[INFORMATION SHOWN]

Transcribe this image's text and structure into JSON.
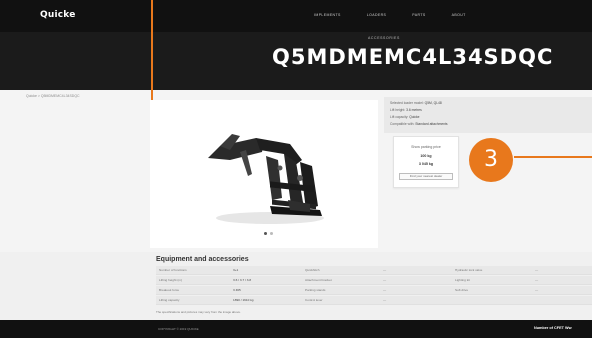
{
  "nav": {
    "logo": "Quicke",
    "links": [
      "Implements",
      "Loaders",
      "Parts",
      "About"
    ]
  },
  "hero": {
    "kicker": "Accessories",
    "title": "Q5MDMEMC4L34SDQC"
  },
  "breadcrumb": "Quicke > Q5MDMEMC4L34SDQC",
  "specs": [
    {
      "label": "Selected loader model:",
      "value": "Q5M, QL48"
    },
    {
      "label": "Lift height:",
      "value": "3.6 metres"
    },
    {
      "label": "Lift capacity:",
      "value": "Quicke"
    },
    {
      "label": "Compatible with:",
      "value": "Standard attachments"
    }
  ],
  "price_card": {
    "label": "Show parking price",
    "value1": "100 kg",
    "value2": "3 045 kg",
    "button": "Find your nearest dealer"
  },
  "annotation": {
    "number": "3"
  },
  "equipment": {
    "title": "Equipment and accessories",
    "rows": [
      [
        "Number of functions",
        "3+1",
        "Quickhitch",
        "—",
        "Hydraulic lock valve",
        "—"
      ],
      [
        "Lifting height (m)",
        "3.6 / 3.7 / 3.8",
        "Attachment bracket",
        "—",
        "Lighting kit",
        "—"
      ],
      [
        "Breakout force",
        "3 465",
        "Parking stands",
        "—",
        "Soft drive",
        "—"
      ],
      [
        "Lifting capacity",
        "1890 / 1610 kg",
        "Control lever",
        "—",
        "",
        ""
      ]
    ],
    "note": "The specifications and pictures may vary from the image above."
  },
  "footer": {
    "left": "Copyright © 2019 Quicke",
    "right": "Number of CFET Ww"
  },
  "product_image": {
    "label": "front-loader-image"
  },
  "colors": {
    "accent": "#e8781c",
    "nav_bg": "#111111",
    "hero_bg": "#1b1b1b"
  }
}
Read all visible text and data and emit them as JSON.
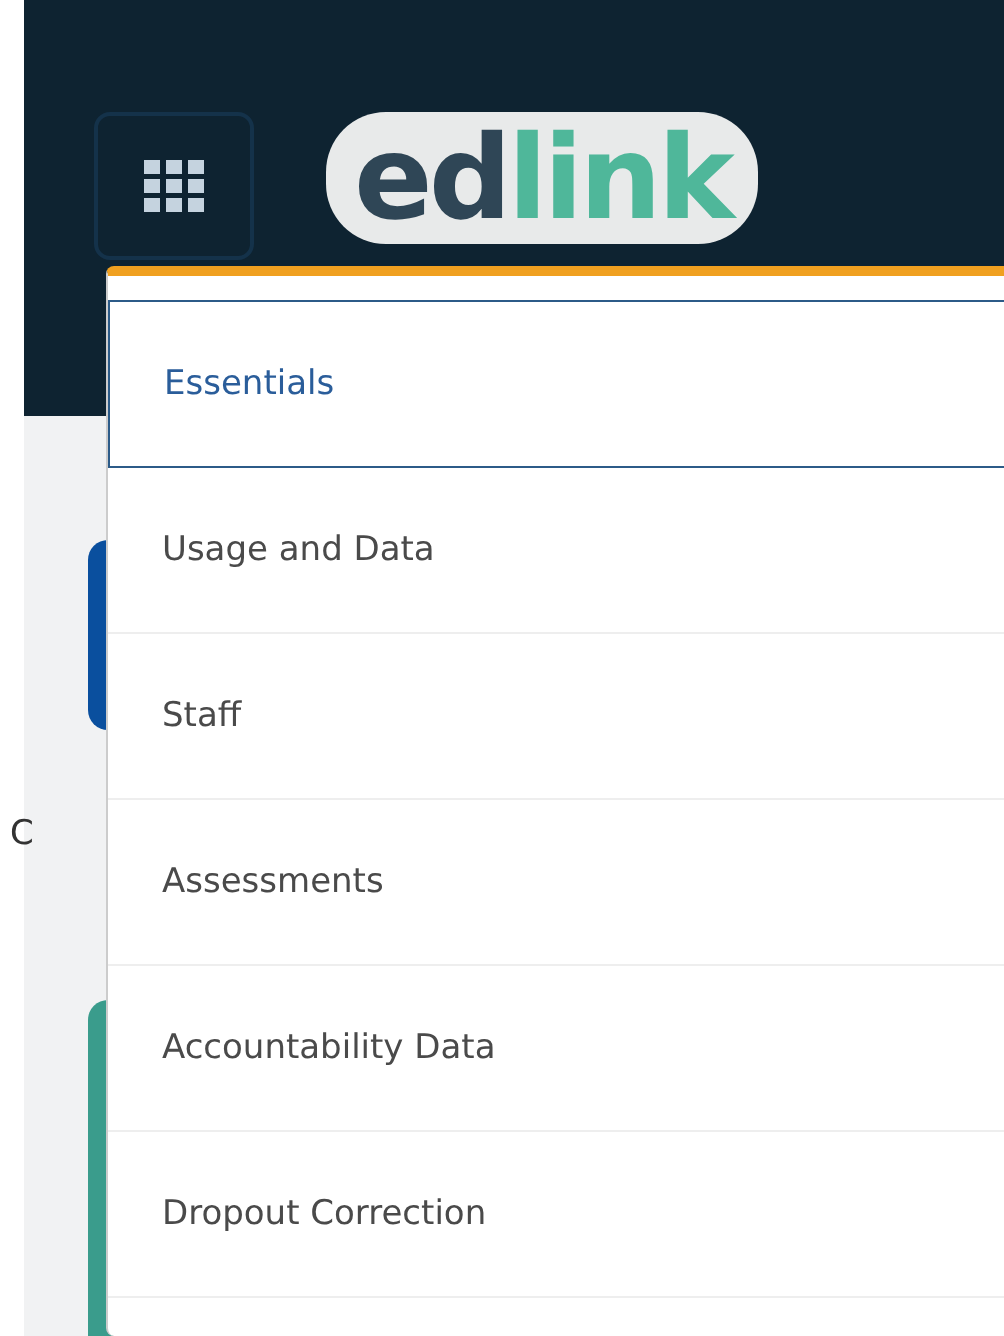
{
  "header": {
    "logo": {
      "part_1": "ed",
      "part_2": "link"
    }
  },
  "background": {
    "fragment": "C"
  },
  "menu": {
    "items": [
      {
        "label": "Essentials",
        "selected": true
      },
      {
        "label": "Usage and Data",
        "selected": false
      },
      {
        "label": "Staff",
        "selected": false
      },
      {
        "label": "Assessments",
        "selected": false
      },
      {
        "label": "Accountability Data",
        "selected": false
      },
      {
        "label": "Dropout Correction",
        "selected": false
      }
    ]
  }
}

[EXERCISE] Do not copy the pictures, but repeat every line exactly.

[TASK RESPONSE]
Transcribe this image's text and structure into JSON.
{
  "nav": {
    "logo": "Quicke",
    "links": [
      "Implements",
      "Loaders",
      "Parts",
      "About"
    ]
  },
  "hero": {
    "kicker": "Accessories",
    "title": "Q5MDMEMC4L34SDQC"
  },
  "breadcrumb": "Quicke > Q5MDMEMC4L34SDQC",
  "specs": [
    {
      "label": "Selected loader model:",
      "value": "Q5M, QL48"
    },
    {
      "label": "Lift height:",
      "value": "3.6 metres"
    },
    {
      "label": "Lift capacity:",
      "value": "Quicke"
    },
    {
      "label": "Compatible with:",
      "value": "Standard attachments"
    }
  ],
  "price_card": {
    "label": "Show parking price",
    "value1": "100 kg",
    "value2": "3 045 kg",
    "button": "Find your nearest dealer"
  },
  "annotation": {
    "number": "3"
  },
  "equipment": {
    "title": "Equipment and accessories",
    "rows": [
      [
        "Number of functions",
        "3+1",
        "Quickhitch",
        "—",
        "Hydraulic lock valve",
        "—"
      ],
      [
        "Lifting height (m)",
        "3.6 / 3.7 / 3.8",
        "Attachment bracket",
        "—",
        "Lighting kit",
        "—"
      ],
      [
        "Breakout force",
        "3 465",
        "Parking stands",
        "—",
        "Soft drive",
        "—"
      ],
      [
        "Lifting capacity",
        "1890 / 1610 kg",
        "Control lever",
        "—",
        "",
        ""
      ]
    ],
    "note": "The specifications and pictures may vary from the image above."
  },
  "footer": {
    "left": "Copyright © 2019 Quicke",
    "right": "Number of CFET Ww"
  },
  "product_image": {
    "label": "front-loader-image"
  },
  "colors": {
    "accent": "#e8781c",
    "nav_bg": "#111111",
    "hero_bg": "#1b1b1b"
  }
}
Read all visible text and data and emit them as JSON.
{
  "header": {
    "logo": {
      "part_1": "ed",
      "part_2": "link"
    }
  },
  "background": {
    "fragment": "C"
  },
  "menu": {
    "items": [
      {
        "label": "Essentials",
        "selected": true
      },
      {
        "label": "Usage and Data",
        "selected": false
      },
      {
        "label": "Staff",
        "selected": false
      },
      {
        "label": "Assessments",
        "selected": false
      },
      {
        "label": "Accountability Data",
        "selected": false
      },
      {
        "label": "Dropout Correction",
        "selected": false
      }
    ]
  }
}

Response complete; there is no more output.